Exercise goal: Identify the lines that contain the word "Leland" and copy each one.

Listing:
++++++++++
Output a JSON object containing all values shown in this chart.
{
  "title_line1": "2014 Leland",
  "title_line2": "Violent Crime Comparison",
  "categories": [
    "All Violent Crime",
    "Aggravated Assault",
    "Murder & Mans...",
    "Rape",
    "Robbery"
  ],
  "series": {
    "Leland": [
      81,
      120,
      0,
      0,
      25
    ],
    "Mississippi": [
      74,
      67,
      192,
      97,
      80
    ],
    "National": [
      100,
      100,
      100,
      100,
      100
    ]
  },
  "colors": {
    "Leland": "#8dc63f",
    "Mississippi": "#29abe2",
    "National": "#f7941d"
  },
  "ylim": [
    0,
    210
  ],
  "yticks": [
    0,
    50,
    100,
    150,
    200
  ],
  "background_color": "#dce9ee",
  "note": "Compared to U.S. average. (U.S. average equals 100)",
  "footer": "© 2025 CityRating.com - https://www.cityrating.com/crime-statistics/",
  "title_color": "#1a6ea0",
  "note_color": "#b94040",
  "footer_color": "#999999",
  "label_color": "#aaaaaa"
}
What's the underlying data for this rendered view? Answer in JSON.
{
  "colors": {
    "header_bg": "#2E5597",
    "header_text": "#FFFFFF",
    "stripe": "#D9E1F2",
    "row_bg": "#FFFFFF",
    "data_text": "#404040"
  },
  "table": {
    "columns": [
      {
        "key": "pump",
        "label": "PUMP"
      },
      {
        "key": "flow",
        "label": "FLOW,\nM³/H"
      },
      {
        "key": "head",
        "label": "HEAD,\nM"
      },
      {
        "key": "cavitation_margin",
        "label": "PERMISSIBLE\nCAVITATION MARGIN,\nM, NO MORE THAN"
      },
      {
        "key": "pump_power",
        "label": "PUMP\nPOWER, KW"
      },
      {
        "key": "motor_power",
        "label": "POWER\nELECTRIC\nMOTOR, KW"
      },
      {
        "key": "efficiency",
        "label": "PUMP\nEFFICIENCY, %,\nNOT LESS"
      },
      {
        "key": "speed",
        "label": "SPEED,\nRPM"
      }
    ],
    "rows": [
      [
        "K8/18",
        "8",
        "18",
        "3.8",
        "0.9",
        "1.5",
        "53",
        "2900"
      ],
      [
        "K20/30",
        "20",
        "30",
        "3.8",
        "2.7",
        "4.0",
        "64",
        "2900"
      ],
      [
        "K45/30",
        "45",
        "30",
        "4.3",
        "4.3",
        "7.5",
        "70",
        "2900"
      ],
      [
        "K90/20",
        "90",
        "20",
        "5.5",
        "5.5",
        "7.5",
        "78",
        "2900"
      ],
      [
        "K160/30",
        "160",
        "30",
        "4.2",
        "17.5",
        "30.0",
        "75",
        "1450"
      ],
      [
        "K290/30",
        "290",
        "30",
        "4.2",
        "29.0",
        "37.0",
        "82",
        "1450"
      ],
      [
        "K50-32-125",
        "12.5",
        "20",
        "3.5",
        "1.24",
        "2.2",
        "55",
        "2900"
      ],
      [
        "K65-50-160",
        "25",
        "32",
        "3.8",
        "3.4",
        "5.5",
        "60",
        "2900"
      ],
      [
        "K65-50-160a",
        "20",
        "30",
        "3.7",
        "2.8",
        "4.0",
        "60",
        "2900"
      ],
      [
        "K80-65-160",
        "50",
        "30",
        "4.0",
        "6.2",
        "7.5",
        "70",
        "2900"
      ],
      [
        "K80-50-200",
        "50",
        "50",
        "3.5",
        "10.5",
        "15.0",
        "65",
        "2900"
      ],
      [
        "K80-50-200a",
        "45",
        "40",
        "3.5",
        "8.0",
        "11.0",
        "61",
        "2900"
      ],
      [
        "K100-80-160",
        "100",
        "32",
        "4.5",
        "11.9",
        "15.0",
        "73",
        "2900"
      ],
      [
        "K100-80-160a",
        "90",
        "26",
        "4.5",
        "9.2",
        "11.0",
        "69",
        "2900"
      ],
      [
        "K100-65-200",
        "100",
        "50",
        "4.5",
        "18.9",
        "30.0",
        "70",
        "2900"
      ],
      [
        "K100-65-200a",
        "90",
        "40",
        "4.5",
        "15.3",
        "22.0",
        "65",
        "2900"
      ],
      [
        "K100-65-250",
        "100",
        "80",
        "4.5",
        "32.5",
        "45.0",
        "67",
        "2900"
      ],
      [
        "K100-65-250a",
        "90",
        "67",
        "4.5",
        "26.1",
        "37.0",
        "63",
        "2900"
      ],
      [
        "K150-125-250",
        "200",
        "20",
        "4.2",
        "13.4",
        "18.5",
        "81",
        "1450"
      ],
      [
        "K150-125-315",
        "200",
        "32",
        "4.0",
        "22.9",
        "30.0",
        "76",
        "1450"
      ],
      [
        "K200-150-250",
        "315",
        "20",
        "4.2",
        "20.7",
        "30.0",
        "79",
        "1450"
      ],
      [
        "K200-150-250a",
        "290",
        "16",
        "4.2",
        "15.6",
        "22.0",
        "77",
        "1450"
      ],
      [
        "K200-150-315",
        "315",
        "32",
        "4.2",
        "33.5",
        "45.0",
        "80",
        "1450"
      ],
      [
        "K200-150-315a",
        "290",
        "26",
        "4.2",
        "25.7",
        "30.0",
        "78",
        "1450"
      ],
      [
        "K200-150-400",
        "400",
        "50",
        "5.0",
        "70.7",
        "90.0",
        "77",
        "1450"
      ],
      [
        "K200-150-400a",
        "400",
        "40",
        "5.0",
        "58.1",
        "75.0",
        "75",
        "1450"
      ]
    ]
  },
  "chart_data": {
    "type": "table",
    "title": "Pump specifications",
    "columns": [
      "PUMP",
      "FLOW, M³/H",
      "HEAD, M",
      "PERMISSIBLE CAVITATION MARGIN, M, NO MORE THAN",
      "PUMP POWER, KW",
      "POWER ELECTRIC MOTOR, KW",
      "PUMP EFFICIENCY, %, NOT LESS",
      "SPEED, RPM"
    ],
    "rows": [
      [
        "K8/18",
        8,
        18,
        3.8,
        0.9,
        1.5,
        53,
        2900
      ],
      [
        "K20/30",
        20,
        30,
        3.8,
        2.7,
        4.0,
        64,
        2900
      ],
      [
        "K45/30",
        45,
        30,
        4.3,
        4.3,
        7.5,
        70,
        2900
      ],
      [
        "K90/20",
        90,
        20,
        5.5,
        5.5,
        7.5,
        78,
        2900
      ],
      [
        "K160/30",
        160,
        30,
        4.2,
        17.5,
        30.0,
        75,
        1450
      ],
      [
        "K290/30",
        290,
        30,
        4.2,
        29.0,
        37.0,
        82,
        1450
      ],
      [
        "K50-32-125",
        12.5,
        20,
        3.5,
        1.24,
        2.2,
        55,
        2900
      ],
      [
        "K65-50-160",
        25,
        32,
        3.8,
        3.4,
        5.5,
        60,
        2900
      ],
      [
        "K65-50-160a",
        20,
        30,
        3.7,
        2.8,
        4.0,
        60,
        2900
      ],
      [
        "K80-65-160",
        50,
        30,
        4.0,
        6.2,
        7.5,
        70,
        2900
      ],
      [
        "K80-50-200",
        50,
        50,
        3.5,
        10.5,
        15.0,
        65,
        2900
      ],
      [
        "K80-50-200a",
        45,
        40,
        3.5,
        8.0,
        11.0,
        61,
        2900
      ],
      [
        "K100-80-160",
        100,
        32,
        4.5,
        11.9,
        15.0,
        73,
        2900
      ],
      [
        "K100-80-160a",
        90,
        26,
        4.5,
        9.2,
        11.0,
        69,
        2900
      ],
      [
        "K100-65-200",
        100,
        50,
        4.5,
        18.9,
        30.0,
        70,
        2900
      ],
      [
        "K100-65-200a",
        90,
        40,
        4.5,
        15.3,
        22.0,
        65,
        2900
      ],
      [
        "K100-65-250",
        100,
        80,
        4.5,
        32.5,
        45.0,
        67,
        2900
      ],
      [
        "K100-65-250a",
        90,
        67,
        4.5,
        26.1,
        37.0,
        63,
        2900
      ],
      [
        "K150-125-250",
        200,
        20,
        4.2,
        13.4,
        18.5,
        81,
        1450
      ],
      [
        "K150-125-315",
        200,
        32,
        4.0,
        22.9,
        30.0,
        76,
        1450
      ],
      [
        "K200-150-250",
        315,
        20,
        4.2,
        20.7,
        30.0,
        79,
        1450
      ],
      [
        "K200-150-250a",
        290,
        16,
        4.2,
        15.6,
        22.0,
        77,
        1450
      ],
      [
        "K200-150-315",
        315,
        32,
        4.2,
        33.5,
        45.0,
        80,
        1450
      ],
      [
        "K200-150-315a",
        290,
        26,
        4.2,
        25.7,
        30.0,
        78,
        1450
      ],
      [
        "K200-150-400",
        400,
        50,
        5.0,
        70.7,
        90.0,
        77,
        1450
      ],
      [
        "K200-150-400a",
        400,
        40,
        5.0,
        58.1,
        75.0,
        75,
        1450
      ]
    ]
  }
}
++++++++++
Solution for this problem:
  "title_line1": "2014 Leland",
    "Leland": [
    "Leland": "#8dc63f",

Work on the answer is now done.